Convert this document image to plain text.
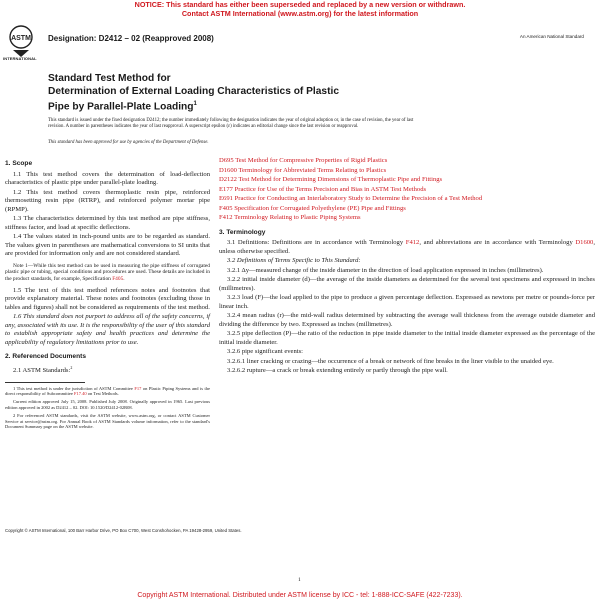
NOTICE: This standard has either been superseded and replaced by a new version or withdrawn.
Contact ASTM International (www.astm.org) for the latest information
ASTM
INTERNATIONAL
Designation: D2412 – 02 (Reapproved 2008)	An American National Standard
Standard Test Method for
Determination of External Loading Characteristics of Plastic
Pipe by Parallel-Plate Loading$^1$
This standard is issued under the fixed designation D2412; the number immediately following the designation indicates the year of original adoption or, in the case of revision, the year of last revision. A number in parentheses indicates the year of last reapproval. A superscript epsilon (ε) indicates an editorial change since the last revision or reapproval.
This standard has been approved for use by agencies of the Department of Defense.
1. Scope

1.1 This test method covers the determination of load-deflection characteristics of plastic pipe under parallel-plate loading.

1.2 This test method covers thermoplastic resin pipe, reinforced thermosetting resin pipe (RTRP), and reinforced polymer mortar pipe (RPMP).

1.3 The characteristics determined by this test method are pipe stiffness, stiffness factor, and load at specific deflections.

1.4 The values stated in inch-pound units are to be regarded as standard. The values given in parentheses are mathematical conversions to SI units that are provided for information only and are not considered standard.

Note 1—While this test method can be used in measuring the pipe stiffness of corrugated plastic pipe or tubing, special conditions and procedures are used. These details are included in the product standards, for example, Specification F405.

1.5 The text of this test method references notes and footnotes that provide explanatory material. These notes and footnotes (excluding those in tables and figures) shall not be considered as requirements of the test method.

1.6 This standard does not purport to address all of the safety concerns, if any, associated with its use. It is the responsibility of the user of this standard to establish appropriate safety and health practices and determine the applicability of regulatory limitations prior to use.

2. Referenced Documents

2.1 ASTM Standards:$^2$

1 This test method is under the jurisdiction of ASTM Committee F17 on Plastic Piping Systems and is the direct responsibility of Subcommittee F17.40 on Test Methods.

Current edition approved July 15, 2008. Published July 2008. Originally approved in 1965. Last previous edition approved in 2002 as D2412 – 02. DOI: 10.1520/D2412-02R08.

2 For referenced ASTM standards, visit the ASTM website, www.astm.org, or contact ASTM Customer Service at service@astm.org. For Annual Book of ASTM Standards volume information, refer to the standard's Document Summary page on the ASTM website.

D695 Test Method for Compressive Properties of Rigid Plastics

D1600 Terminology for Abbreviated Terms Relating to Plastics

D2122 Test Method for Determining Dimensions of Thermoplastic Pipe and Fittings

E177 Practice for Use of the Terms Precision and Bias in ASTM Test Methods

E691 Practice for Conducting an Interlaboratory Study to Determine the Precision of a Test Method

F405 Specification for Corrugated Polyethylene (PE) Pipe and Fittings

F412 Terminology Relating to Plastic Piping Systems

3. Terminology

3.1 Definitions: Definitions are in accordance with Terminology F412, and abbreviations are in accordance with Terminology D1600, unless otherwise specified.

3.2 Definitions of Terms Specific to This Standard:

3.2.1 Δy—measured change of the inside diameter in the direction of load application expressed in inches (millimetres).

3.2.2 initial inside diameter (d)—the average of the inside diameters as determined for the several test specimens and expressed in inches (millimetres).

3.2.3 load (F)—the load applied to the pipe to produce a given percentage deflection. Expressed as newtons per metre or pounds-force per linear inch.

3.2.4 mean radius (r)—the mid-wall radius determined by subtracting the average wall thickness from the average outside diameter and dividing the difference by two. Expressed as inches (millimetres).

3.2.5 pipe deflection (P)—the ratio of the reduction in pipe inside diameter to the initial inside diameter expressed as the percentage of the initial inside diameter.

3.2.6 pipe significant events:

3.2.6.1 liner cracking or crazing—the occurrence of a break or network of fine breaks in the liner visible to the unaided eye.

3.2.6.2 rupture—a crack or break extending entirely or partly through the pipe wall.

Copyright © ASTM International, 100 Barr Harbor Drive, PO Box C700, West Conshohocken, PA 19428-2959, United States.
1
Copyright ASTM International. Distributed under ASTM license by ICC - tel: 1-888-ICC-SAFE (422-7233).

* TO BE DONE:
Pictures in the data above should not be copied; transcribe everything else exactly.

* THE OUTPUT:
Convert this document image to plain text.
NOTICE: This standard has either been superseded and replaced by a new version or withdrawn.
Contact ASTM International (www.astm.org) for the latest information
ASTM
INTERNATIONAL
Designation: D2412 – 02 (Reapproved 2008)	An American National Standard
Standard Test Method for
Determination of External Loading Characteristics of Plastic
Pipe by Parallel-Plate Loading$^1$
This standard is issued under the fixed designation D2412; the number immediately following the designation indicates the year of original adoption or, in the case of revision, the year of last revision. A number in parentheses indicates the year of last reapproval. A superscript epsilon (ε) indicates an editorial change since the last revision or reapproval.
This standard has been approved for use by agencies of the Department of Defense.
1. Scope

1.1 This test method covers the determination of load-deflection characteristics of plastic pipe under parallel-plate loading.

1.2 This test method covers thermoplastic resin pipe, reinforced thermosetting resin pipe (RTRP), and reinforced polymer mortar pipe (RPMP).

1.3 The characteristics determined by this test method are pipe stiffness, stiffness factor, and load at specific deflections.

1.4 The values stated in inch-pound units are to be regarded as standard. The values given in parentheses are mathematical conversions to SI units that are provided for information only and are not considered standard.

Note 1—While this test method can be used in measuring the pipe stiffness of corrugated plastic pipe or tubing, special conditions and procedures are used. These details are included in the product standards, for example, Specification F405.

1.5 The text of this test method references notes and footnotes that provide explanatory material. These notes and footnotes (excluding those in tables and figures) shall not be considered as requirements of the test method.

1.6 This standard does not purport to address all of the safety concerns, if any, associated with its use. It is the responsibility of the user of this standard to establish appropriate safety and health practices and determine the applicability of regulatory limitations prior to use.

2. Referenced Documents

2.1 ASTM Standards:$^2$

1 This test method is under the jurisdiction of ASTM Committee F17 on Plastic Piping Systems and is the direct responsibility of Subcommittee F17.40 on Test Methods.

Current edition approved July 15, 2008. Published July 2008. Originally approved in 1965. Last previous edition approved in 2002 as D2412 – 02. DOI: 10.1520/D2412-02R08.

2 For referenced ASTM standards, visit the ASTM website, www.astm.org, or contact ASTM Customer Service at service@astm.org. For Annual Book of ASTM Standards volume information, refer to the standard's Document Summary page on the ASTM website.

D695 Test Method for Compressive Properties of Rigid Plastics

D1600 Terminology for Abbreviated Terms Relating to Plastics

D2122 Test Method for Determining Dimensions of Thermoplastic Pipe and Fittings

E177 Practice for Use of the Terms Precision and Bias in ASTM Test Methods

E691 Practice for Conducting an Interlaboratory Study to Determine the Precision of a Test Method

F405 Specification for Corrugated Polyethylene (PE) Pipe and Fittings

F412 Terminology Relating to Plastic Piping Systems

3. Terminology

3.1 Definitions: Definitions are in accordance with Terminology F412, and abbreviations are in accordance with Terminology D1600, unless otherwise specified.

3.2 Definitions of Terms Specific to This Standard:

3.2.1 Δy—measured change of the inside diameter in the direction of load application expressed in inches (millimetres).

3.2.2 initial inside diameter (d)—the average of the inside diameters as determined for the several test specimens and expressed in inches (millimetres).

3.2.3 load (F)—the load applied to the pipe to produce a given percentage deflection. Expressed as newtons per metre or pounds-force per linear inch.

3.2.4 mean radius (r)—the mid-wall radius determined by subtracting the average wall thickness from the average outside diameter and dividing the difference by two. Expressed as inches (millimetres).

3.2.5 pipe deflection (P)—the ratio of the reduction in pipe inside diameter to the initial inside diameter expressed as the percentage of the initial inside diameter.

3.2.6 pipe significant events:

3.2.6.1 liner cracking or crazing—the occurrence of a break or network of fine breaks in the liner visible to the unaided eye.

3.2.6.2 rupture—a crack or break extending entirely or partly through the pipe wall.

Copyright © ASTM International, 100 Barr Harbor Drive, PO Box C700, West Conshohocken, PA 19428-2959, United States.
1
Copyright ASTM International. Distributed under ASTM license by ICC - tel: 1-888-ICC-SAFE (422-7233).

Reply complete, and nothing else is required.